#### DATASET ROWS
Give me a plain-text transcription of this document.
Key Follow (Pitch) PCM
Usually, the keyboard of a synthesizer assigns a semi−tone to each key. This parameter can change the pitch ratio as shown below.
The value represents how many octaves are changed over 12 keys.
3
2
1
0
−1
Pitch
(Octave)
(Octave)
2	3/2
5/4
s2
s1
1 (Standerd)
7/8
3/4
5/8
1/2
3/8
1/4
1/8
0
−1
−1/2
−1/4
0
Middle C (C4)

#### JOB
Return the entries above exactly, each one complete.

#### TASK RESULT
Give me a plain-text transcription of this document.
Key Follow (Pitch) PCM
Usually, the keyboard of a synthesizer assigns a semi−tone to each key. This parameter can change the pitch ratio as shown below.
The value represents how many octaves are changed over 12 keys.
3
2
1
0
−1
Pitch
(Octave)
(Octave)
2	3/2
5/4
s2
s1
1 (Standerd)
7/8
3/4
5/8
1/2
3/8
1/4
1/8
0
−1
−1/2
−1/4
0
Middle C (C4)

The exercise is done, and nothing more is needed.